**Exercise:**
From the entries below, list each line with "time".

**Exercise materials:**

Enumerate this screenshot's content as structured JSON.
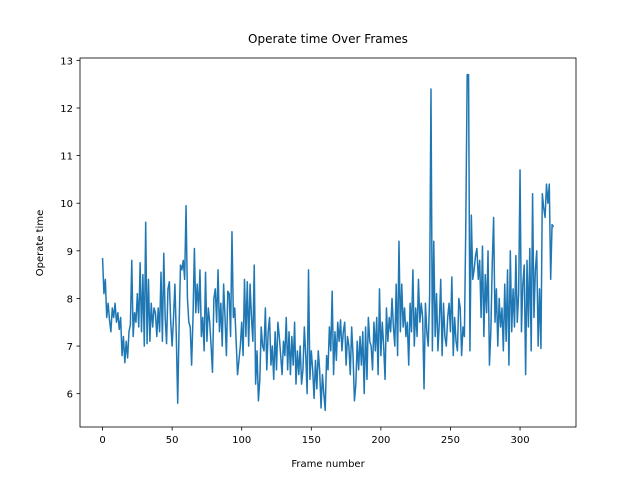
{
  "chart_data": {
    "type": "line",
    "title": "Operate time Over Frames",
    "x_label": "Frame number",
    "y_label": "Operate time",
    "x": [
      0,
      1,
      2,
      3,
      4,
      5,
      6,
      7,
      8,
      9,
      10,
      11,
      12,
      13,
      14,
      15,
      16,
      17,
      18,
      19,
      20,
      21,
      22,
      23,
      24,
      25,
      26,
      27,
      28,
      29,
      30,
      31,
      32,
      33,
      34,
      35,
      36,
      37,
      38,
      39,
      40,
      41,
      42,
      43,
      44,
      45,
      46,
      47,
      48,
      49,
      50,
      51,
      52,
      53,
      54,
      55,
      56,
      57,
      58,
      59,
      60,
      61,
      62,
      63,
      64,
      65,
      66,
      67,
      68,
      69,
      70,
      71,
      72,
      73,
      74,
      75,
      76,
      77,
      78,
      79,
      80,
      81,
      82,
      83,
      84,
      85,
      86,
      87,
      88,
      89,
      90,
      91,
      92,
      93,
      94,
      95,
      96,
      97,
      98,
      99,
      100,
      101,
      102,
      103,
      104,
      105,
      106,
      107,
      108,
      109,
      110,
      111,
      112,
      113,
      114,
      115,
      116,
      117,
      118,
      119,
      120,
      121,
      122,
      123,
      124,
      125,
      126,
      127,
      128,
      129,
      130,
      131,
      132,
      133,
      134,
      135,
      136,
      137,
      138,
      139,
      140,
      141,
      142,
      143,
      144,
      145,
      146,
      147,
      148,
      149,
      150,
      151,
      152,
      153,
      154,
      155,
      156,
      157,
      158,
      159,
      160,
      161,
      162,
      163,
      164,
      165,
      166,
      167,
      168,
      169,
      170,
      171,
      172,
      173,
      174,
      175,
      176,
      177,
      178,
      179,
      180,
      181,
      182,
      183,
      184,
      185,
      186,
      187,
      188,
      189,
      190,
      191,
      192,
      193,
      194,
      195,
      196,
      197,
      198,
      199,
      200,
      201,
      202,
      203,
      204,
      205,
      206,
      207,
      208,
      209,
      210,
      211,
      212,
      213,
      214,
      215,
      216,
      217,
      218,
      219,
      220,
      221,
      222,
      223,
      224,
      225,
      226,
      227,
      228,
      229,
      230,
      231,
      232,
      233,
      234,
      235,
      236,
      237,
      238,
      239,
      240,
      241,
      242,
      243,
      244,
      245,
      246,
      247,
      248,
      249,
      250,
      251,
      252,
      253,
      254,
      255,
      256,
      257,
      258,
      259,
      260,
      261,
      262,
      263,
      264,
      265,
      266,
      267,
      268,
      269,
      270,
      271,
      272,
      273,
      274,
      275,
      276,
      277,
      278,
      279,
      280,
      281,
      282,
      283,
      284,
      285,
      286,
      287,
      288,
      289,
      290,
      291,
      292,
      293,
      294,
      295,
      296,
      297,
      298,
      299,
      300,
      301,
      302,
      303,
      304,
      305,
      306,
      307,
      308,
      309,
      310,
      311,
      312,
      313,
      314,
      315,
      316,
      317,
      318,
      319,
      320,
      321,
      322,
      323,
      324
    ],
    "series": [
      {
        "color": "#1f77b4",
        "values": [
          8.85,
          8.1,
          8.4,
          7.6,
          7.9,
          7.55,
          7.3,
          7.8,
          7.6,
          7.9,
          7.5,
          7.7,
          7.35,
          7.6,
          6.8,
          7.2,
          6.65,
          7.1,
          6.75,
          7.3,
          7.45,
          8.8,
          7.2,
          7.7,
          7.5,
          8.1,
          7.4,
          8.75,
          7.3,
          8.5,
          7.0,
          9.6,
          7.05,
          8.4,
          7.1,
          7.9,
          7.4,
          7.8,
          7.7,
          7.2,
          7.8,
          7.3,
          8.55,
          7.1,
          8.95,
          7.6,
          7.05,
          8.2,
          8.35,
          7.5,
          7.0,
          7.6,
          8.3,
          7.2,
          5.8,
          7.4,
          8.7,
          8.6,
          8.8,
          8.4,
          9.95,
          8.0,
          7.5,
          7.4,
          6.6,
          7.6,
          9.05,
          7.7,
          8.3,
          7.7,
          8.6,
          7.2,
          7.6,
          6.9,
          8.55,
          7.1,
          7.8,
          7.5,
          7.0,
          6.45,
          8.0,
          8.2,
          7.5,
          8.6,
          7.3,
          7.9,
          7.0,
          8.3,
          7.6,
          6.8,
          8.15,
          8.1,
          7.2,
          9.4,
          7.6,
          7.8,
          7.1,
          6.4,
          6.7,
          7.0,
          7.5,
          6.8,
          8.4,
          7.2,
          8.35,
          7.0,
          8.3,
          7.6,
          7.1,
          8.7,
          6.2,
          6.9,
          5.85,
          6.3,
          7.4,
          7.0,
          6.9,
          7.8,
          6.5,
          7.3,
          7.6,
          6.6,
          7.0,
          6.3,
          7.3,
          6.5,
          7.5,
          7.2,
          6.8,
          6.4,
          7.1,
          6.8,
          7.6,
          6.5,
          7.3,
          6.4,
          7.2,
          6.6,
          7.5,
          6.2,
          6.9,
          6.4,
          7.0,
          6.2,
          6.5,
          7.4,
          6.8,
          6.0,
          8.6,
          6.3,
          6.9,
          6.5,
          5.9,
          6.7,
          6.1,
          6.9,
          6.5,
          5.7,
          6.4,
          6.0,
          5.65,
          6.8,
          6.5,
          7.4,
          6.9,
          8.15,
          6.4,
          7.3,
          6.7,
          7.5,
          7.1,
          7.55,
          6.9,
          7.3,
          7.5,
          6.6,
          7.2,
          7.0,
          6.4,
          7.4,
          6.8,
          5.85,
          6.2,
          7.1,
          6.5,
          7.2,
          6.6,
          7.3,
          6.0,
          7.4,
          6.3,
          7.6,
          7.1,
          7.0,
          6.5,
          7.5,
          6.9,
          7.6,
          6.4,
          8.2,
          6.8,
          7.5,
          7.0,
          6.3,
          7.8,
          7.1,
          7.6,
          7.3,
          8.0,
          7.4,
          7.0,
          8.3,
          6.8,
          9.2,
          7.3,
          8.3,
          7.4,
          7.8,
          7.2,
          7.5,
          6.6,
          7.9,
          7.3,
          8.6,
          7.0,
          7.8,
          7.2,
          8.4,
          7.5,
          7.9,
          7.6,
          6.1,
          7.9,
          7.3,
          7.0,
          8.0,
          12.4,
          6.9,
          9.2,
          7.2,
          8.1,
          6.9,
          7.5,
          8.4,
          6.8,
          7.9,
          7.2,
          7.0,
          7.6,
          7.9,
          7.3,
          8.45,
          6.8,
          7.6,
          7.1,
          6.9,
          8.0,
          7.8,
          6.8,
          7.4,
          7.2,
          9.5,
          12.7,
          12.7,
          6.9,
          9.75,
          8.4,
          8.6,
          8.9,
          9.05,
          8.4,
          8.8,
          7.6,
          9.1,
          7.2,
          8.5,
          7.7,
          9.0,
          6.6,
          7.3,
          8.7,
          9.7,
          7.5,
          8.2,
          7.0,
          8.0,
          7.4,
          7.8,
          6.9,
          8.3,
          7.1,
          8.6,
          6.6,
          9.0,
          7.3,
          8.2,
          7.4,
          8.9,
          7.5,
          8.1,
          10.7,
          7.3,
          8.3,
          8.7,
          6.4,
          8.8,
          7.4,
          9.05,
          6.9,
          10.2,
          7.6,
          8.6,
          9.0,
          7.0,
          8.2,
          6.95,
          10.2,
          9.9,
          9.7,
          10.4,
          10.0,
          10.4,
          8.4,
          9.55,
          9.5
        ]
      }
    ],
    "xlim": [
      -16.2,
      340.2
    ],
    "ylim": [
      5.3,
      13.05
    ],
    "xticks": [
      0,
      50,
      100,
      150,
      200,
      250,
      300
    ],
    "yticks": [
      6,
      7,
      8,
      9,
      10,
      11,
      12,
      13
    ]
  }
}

**Correct output:**
    "title": "Operate time Over Frames",
    "y_label": "Operate time",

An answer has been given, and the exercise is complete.